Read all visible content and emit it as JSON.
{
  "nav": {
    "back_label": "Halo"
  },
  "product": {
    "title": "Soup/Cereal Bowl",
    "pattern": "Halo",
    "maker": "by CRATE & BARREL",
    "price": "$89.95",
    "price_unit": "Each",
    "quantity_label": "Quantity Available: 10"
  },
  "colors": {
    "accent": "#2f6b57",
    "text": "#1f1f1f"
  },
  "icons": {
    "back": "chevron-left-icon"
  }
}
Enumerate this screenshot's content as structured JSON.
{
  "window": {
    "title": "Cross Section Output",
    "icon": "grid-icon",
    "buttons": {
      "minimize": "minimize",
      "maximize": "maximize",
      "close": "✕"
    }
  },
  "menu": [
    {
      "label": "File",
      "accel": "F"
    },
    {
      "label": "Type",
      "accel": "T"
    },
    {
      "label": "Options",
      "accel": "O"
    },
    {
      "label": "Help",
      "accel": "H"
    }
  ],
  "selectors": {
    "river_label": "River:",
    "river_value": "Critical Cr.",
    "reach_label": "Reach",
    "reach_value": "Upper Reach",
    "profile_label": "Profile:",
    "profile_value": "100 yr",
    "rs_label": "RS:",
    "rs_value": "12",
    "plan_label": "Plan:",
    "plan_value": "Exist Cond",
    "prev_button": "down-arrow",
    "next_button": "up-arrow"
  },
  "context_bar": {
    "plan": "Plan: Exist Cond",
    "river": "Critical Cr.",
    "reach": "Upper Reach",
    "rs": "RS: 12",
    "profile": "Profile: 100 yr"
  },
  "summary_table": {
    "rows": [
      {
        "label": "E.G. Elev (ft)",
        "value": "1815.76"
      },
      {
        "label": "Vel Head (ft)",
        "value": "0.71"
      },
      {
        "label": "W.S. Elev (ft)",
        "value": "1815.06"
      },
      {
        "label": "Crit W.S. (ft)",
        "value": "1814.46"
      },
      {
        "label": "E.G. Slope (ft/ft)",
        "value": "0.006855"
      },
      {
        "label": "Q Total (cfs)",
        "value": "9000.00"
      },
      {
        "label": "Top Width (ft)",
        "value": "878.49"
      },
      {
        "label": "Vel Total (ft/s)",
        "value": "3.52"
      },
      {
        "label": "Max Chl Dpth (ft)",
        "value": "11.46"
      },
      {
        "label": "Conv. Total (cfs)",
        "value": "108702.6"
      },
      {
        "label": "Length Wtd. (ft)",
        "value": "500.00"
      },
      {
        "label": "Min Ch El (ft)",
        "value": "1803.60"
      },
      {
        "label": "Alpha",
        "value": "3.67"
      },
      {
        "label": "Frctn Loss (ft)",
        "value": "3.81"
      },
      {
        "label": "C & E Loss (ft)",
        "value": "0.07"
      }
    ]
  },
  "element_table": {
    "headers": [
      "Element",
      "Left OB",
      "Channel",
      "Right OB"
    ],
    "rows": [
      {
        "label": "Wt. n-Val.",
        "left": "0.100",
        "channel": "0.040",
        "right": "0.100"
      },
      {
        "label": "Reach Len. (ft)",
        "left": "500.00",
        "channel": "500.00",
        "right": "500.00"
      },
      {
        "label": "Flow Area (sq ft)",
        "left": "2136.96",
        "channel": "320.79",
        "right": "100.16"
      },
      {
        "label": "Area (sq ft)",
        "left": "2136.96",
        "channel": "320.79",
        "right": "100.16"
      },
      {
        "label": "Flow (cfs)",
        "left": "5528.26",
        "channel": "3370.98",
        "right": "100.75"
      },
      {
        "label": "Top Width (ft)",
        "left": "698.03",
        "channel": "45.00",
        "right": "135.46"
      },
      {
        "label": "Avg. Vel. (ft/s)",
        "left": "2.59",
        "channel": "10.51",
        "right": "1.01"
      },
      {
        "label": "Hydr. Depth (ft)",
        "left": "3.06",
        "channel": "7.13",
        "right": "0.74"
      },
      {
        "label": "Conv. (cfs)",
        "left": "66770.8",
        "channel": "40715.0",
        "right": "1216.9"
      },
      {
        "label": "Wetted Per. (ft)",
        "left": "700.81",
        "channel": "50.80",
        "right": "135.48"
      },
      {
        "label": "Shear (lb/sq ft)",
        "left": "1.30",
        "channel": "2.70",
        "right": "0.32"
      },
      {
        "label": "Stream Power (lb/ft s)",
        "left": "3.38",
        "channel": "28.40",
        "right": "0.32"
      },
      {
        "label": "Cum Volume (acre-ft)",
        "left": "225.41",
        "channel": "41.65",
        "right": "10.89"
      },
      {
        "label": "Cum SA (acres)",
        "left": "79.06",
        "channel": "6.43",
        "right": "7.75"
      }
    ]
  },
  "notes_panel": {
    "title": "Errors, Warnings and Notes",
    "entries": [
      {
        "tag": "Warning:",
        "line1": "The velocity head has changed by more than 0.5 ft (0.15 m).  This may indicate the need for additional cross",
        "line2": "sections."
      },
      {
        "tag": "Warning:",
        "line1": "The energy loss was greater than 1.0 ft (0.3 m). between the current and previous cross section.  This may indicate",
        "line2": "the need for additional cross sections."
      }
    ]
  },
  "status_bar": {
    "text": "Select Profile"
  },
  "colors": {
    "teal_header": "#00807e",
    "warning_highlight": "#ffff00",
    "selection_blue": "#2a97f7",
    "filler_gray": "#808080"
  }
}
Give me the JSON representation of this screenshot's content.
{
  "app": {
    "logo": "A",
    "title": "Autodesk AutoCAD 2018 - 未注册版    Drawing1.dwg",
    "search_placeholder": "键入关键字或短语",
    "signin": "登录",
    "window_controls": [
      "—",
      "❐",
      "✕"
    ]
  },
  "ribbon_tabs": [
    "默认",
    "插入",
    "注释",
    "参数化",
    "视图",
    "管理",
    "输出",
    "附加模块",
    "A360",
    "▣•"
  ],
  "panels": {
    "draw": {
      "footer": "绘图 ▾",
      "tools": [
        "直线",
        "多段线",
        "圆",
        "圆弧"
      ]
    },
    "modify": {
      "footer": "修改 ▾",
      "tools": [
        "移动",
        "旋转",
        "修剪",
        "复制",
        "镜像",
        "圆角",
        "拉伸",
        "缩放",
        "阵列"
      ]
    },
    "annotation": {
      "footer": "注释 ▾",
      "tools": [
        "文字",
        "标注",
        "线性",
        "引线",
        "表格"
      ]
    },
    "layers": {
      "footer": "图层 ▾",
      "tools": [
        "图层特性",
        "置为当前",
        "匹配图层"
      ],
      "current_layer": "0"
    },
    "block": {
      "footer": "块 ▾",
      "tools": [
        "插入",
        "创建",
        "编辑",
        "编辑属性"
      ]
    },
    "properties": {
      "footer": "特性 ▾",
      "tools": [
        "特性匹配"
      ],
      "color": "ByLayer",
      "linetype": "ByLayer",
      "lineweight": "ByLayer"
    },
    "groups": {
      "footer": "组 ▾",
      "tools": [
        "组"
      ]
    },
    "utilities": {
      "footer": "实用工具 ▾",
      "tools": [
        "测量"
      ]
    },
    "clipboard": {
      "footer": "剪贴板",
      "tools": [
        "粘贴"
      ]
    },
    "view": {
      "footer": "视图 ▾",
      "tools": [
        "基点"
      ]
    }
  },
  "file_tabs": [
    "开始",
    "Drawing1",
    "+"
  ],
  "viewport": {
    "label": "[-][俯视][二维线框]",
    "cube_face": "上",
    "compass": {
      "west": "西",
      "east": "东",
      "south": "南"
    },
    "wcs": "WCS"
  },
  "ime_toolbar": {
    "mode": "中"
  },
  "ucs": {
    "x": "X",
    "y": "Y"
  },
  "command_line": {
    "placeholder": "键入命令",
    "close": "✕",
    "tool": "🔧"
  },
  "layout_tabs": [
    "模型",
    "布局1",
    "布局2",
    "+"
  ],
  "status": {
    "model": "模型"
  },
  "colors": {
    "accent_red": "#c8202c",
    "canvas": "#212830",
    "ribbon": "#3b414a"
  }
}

-- Exercise task --
Count how many lines hold the string "additional" and give that number alone.

-- Solution below --
2